Below is a block of records: output all of them exactly and leave out the pictures.
====================
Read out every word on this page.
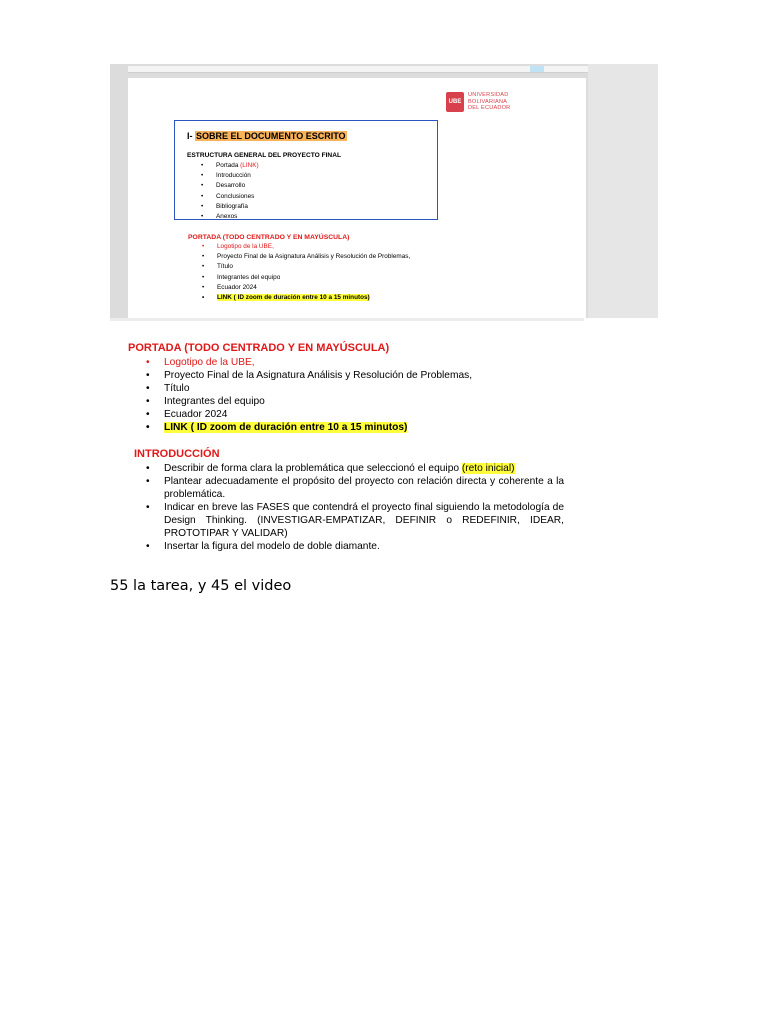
UBE
UNIVERSIDAD
BOLIVARIANA
DEL ECUADOR
I- SOBRE EL DOCUMENTO ESCRITO
ESTRUCTURA GENERAL DEL PROYECTO FINAL
• Portada (LINK)
• Introducción
• Desarrollo
• Conclusiones
• Bibliografía
• Anexos
PORTADA (TODO CENTRADO Y EN MAYÚSCULA)
• Logotipo de la UBE,
• Proyecto Final de la Asignatura Análisis y Resolución de Problemas,
• Título
• Integrantes del equipo
• Ecuador 2024
• LINK ( ID zoom de duración entre 10 a 15 minutos)
PORTADA (TODO CENTRADO Y EN MAYÚSCULA)
• Logotipo de la UBE,
• Proyecto Final de la Asignatura Análisis y Resolución de Problemas,
• Título
• Integrantes del equipo
• Ecuador 2024
• LINK ( ID zoom de duración entre 10 a 15 minutos)
INTRODUCCIÓN
• Describir de forma clara la problemática que seleccionó el equipo (reto inicial)
• Plantear adecuadamente el propósito del proyecto con relación directa y coherente a la problemática.
• Indicar en breve las FASES que contendrá el proyecto final siguiendo la metodología de Design Thinking. (INVESTIGAR-EMPATIZAR, DEFINIR o REDEFINIR, IDEAR, PROTOTIPAR Y VALIDAR)
• Insertar la figura del modelo de doble diamante.
55 la tarea, y 45 el video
====================
Expected answer >>
Read out every word on this page.
UBE
UNIVERSIDAD
BOLIVARIANA
DEL ECUADOR
I- SOBRE EL DOCUMENTO ESCRITO
ESTRUCTURA GENERAL DEL PROYECTO FINAL
• Portada (LINK)
• Introducción
• Desarrollo
• Conclusiones
• Bibliografía
• Anexos
PORTADA (TODO CENTRADO Y EN MAYÚSCULA)
• Logotipo de la UBE,
• Proyecto Final de la Asignatura Análisis y Resolución de Problemas,
• Título
• Integrantes del equipo
• Ecuador 2024
• LINK ( ID zoom de duración entre 10 a 15 minutos)
PORTADA (TODO CENTRADO Y EN MAYÚSCULA)
• Logotipo de la UBE,
• Proyecto Final de la Asignatura Análisis y Resolución de Problemas,
• Título
• Integrantes del equipo
• Ecuador 2024
• LINK ( ID zoom de duración entre 10 a 15 minutos)
INTRODUCCIÓN
• Describir de forma clara la problemática que seleccionó el equipo (reto inicial)
• Plantear adecuadamente el propósito del proyecto con relación directa y coherente a la problemática.
• Indicar en breve las FASES que contendrá el proyecto final siguiendo la metodología de Design Thinking. (INVESTIGAR-EMPATIZAR, DEFINIR o REDEFINIR, IDEAR, PROTOTIPAR Y VALIDAR)
• Insertar la figura del modelo de doble diamante.
55 la tarea, y 45 el video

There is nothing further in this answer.